== SELECTED PASSAGE ==

In preparing financial statements in conformity with US GAAP, management is required to make estimates and assumptions that affect the reported amounts of assets and liabilities and the disclosure of contingent assets and liabilities at the date of the financial statements and revenues and expenses during the reporting period. Actual results could differ from those estimates. Such estimated items include the allowance for bad debts, reserve for inventory obsolescence, accrued distribution fees, outdated material returns, possible impairment of marketable securities, and the allocation of overhead.

 

5.Revenue Recognition

 

The Company records revenue in accordance with ASC Topic 606 “Revenue from Contracts with Customers.” Under this guidance, revenue is recognized when a customer obtains control of promised goods or services, in an amount that reflects the consideration expected to be received in exchange for those goods or services. The Company’s principal source of revenue is product sales.

 

The Company’s sales, as reported, are subject to a variety of deductions, which generally are estimated and recorded in the same period that the revenues are recognized. Such variable consideration, primarily related to the sale of the Company’s pharmaceutical products, includes chargebacks from the United States Department of Veterans Affairs (‘VA”), rebates in connection with participation in Medicare and Medicaid programs, distribution fees, discounts, and outdated product returns. These deductions represent estimates of the related obligations and, as such, knowledge and judgment are required when estimating the impact of these revenue deductions on sales for a reporting period.

 

As long as a valid purchase order has been received and future collection of the sale amount is reasonably assured, the Company recognizes revenue from sales of its products when those products are shipped, which is when the Company’s performance obligation is satisfied. The Company’s products are shipped “Ex-Works” from the Company’s facility in Hauppauge, NY, and the risk of loss and responsibility for the shipment passes to the customer upon shipment. Sales of the Company’s non-pharmaceutical products are deemed final upon shipment, and there is no obligation on the part of the Company to repurchase or allow the return of these goods unless they are defective. Sales of the Company’s pharmaceutical products are final upon shipment unless (a) they are found to be defective; (b) the product is damaged in shipping; or (c) the product is outdated (but not more than one year after their expiration date, which is a return policy which conforms to standard pharmaceutical industry practice). The Company estimates an allowance for outdated material returns based on previous years’ historical returns of its pharmaceutical products.

===
== DATA FOR REVIEW ==

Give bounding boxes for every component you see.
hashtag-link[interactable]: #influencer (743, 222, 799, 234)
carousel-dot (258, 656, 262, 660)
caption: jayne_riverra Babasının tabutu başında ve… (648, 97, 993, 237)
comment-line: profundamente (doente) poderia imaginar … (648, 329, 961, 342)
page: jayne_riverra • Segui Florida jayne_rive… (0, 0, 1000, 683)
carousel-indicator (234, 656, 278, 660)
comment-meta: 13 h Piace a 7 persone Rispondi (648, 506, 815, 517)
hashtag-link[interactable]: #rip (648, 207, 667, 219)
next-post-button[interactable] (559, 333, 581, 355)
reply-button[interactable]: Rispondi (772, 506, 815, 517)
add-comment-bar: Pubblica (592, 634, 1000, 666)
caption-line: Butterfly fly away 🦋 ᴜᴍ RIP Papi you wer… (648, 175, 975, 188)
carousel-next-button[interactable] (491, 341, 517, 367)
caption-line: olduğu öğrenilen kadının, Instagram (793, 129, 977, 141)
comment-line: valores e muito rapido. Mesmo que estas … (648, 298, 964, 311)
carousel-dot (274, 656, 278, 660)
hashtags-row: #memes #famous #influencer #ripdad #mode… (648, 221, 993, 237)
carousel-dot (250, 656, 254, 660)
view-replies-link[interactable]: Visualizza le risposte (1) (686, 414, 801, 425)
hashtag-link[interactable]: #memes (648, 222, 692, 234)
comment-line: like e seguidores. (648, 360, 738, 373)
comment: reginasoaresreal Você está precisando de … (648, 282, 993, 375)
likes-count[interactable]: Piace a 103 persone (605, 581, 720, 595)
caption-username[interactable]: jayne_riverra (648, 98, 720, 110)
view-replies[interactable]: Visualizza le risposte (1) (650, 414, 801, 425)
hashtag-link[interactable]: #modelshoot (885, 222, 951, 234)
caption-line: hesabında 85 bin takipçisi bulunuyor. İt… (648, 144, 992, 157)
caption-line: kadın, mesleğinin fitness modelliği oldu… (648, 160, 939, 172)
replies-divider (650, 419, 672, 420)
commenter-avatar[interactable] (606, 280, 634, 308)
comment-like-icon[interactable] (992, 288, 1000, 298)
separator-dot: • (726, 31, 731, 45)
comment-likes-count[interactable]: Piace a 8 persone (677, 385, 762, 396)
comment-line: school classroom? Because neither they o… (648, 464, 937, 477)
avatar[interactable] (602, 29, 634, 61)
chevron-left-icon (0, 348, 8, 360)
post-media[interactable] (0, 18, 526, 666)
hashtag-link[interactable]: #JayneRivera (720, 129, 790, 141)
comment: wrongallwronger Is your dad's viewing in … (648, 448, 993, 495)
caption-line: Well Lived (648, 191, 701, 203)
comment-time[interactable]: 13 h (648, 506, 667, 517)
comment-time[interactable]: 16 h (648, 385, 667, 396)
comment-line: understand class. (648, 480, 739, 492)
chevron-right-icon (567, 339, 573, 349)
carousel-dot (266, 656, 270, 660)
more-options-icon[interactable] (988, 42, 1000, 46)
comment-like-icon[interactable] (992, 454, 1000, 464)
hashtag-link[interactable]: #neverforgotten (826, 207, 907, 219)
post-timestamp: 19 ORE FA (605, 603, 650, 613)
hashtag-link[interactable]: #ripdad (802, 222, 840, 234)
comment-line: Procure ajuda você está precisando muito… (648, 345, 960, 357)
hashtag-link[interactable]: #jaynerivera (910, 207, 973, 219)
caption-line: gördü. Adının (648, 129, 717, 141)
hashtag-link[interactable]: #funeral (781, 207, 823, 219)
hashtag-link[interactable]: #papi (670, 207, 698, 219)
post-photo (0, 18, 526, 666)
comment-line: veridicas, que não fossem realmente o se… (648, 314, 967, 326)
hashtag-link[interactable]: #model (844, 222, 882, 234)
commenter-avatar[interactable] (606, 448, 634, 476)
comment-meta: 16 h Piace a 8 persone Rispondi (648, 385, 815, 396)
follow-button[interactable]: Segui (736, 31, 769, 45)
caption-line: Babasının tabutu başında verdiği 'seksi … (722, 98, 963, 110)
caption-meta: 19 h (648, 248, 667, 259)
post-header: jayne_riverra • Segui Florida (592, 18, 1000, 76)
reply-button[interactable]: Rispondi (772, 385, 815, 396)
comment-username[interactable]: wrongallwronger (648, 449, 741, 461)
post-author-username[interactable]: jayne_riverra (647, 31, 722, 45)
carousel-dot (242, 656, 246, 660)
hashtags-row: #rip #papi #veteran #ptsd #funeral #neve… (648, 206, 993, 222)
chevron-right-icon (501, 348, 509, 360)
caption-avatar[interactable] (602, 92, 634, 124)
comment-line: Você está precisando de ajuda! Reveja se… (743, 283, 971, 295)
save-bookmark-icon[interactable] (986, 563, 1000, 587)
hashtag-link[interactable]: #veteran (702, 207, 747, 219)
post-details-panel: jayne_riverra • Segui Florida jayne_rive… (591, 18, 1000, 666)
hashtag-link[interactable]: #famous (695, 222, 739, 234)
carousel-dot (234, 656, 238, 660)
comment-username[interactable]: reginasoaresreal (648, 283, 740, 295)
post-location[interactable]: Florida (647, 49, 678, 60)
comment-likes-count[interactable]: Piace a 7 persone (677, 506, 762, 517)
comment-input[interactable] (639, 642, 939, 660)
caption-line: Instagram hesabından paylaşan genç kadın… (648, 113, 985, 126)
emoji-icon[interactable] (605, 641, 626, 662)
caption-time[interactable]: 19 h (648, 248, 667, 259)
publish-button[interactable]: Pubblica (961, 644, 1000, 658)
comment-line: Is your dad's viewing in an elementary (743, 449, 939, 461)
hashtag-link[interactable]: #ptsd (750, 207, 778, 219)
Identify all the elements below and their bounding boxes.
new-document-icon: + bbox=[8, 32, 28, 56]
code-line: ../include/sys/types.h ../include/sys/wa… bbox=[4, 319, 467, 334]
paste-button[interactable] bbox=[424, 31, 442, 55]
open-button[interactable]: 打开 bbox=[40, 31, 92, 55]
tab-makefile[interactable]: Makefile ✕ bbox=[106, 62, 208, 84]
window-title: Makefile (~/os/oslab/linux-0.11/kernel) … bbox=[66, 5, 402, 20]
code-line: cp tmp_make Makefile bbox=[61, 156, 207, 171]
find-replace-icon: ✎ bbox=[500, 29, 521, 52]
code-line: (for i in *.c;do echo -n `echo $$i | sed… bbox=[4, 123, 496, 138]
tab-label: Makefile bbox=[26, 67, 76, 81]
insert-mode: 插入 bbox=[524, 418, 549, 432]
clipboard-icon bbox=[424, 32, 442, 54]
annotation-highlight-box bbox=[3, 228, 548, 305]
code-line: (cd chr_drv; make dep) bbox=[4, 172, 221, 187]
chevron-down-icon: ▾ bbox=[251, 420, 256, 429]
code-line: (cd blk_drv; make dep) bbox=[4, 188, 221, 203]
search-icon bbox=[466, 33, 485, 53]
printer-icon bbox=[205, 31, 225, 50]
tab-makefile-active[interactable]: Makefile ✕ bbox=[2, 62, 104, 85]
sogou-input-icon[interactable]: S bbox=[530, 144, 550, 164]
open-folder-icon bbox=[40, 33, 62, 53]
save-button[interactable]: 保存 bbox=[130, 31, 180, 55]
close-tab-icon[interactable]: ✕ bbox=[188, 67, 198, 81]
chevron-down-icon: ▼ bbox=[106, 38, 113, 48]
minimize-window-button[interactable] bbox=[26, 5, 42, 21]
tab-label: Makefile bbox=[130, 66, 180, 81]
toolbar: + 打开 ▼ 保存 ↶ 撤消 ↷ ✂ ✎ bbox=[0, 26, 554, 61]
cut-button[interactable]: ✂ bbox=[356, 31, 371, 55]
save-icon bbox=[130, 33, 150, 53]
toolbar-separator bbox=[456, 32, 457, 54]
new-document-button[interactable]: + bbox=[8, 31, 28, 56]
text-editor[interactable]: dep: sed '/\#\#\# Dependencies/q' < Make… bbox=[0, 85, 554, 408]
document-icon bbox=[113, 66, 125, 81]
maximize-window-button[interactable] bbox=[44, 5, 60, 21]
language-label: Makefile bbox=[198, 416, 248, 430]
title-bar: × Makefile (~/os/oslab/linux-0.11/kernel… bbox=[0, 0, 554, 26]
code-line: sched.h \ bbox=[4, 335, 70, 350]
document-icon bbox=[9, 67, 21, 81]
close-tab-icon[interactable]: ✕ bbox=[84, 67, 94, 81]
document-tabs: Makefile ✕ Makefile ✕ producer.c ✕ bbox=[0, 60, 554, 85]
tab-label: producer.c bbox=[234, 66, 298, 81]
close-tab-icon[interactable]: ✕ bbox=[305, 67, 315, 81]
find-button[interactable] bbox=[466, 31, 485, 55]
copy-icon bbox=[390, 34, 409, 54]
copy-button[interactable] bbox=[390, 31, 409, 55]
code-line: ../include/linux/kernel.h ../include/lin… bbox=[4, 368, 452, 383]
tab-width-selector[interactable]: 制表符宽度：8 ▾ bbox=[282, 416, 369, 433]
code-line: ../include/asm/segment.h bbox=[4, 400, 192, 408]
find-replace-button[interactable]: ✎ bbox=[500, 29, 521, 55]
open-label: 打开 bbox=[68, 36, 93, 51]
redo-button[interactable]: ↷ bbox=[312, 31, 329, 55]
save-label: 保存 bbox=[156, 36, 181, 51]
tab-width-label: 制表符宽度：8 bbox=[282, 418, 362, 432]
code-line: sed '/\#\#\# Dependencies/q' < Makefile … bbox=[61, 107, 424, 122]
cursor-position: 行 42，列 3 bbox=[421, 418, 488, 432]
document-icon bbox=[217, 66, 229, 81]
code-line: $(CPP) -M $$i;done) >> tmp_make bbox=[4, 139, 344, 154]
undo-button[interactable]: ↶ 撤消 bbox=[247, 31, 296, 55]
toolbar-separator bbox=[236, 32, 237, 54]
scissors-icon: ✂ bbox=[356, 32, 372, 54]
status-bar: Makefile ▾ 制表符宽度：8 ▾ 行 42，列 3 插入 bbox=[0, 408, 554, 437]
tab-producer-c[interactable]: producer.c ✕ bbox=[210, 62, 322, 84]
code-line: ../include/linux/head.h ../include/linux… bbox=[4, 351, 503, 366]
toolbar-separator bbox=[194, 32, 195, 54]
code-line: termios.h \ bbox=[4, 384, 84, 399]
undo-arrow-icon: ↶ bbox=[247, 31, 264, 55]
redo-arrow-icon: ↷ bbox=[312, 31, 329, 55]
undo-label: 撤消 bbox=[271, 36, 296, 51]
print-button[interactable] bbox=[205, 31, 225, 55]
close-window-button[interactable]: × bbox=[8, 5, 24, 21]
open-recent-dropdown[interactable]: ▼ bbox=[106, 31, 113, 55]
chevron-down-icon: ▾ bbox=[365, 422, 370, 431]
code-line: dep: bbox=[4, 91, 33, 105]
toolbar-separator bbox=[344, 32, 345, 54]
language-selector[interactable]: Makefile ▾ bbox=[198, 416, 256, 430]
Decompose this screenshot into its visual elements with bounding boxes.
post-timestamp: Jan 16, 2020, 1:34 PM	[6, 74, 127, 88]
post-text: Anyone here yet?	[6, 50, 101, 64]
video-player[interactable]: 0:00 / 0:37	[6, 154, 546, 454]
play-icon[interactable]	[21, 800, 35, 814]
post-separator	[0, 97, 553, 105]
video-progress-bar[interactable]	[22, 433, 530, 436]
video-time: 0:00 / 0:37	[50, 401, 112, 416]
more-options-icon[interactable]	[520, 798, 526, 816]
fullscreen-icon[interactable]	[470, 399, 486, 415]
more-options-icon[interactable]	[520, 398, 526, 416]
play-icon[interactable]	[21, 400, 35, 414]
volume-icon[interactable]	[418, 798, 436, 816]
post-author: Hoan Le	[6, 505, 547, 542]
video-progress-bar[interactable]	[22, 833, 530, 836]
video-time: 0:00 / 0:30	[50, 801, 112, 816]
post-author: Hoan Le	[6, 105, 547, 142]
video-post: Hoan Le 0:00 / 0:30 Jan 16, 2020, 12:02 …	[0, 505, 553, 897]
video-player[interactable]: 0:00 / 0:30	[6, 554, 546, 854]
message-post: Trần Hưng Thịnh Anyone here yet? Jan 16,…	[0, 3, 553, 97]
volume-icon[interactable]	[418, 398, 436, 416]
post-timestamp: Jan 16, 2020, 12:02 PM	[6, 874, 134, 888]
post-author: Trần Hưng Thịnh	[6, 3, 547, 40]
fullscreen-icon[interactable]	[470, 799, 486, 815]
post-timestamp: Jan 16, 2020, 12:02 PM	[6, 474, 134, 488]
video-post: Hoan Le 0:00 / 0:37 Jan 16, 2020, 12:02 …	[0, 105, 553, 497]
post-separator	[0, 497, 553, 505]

===

» TASK 1:
According to the financial statement notes, which items are estimated when preparing the financial statements? List every one.
» TASK 2:
Carry the financial statement notes on revenue recognition forward from their last sentence, writing the next part.

» EXPECTED OUTPUT 1:
- allowance for bad debts
- reserve for inventory obsolescence
- accrued distribution fees
- outdated material returns
- possible impairment of marketable securities
- allocation of overhead

» EXPECTED OUTPUT 2:
 

 Page 8 of 26 

 

The Company does not make sales on consignment, and the collection of the proceeds of the sale of any of the Company’s products is not contingent upon the customer being able to sell the goods to a third party.

 

Any allowances for returns are taken as a reduction of sales within the same period the revenue is recognized. Such allowances are determined based on historical experience under ASC Topic 606-10-32-8. The Company has not experienced significant fluctuations between estimated allowances and actual activity.

 

The timing between recognition of revenue for product sales and the receipt of payment is not significant. Due to the Covid-19 pandemic, the Company experienced minor delays in receiving payments from certain customers that were impacted by the pandemic during the second quarter of 2020, but the negative impact of those delayed payments was not significant. The Company’s standard credit terms, which vary depending on the customer, range between 30 and 60 days. The Company uses its judgment on a case-by-case basis to determine its ability to collect outstanding receivables and provides allowances for any receivables for which collection has become doubtful. As of June 30, 2020 and December 31, 2019, the allowance for doubtful accounts receivable was $20,186 and $21,178, respectively. Prompt-pay discounts are offered to some customers; however, due to the uncertainty of the customers taking the discounts, the discounts are recorded when they are taken.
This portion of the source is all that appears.